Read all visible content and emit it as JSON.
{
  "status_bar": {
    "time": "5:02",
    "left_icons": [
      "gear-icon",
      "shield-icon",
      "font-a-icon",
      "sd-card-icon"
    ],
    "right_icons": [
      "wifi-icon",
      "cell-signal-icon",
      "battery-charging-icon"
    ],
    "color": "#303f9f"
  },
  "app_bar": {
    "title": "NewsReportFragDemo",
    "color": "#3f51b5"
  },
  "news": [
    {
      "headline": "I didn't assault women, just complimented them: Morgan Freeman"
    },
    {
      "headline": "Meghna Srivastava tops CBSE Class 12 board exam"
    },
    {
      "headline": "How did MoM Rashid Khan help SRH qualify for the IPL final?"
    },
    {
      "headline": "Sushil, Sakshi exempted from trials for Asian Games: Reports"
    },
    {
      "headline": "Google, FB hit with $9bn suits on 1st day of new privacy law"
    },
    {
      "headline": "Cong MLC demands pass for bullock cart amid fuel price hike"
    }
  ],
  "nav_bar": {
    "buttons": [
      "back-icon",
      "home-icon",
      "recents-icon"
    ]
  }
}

* * *

* EXERCISE OBJECTIVE
Extract every line above exactly as it stands.

* OUTPUT
Read all visible content and emit it as JSON.
{
  "status_bar": {
    "time": "5:02",
    "left_icons": [
      "gear-icon",
      "shield-icon",
      "font-a-icon",
      "sd-card-icon"
    ],
    "right_icons": [
      "wifi-icon",
      "cell-signal-icon",
      "battery-charging-icon"
    ],
    "color": "#303f9f"
  },
  "app_bar": {
    "title": "NewsReportFragDemo",
    "color": "#3f51b5"
  },
  "news": [
    {
      "headline": "I didn't assault women, just complimented them: Morgan Freeman"
    },
    {
      "headline": "Meghna Srivastava tops CBSE Class 12 board exam"
    },
    {
      "headline": "How did MoM Rashid Khan help SRH qualify for the IPL final?"
    },
    {
      "headline": "Sushil, Sakshi exempted from trials for Asian Games: Reports"
    },
    {
      "headline": "Google, FB hit with $9bn suits on 1st day of new privacy law"
    },
    {
      "headline": "Cong MLC demands pass for bullock cart amid fuel price hike"
    }
  ],
  "nav_bar": {
    "buttons": [
      "back-icon",
      "home-icon",
      "recents-icon"
    ]
  }
}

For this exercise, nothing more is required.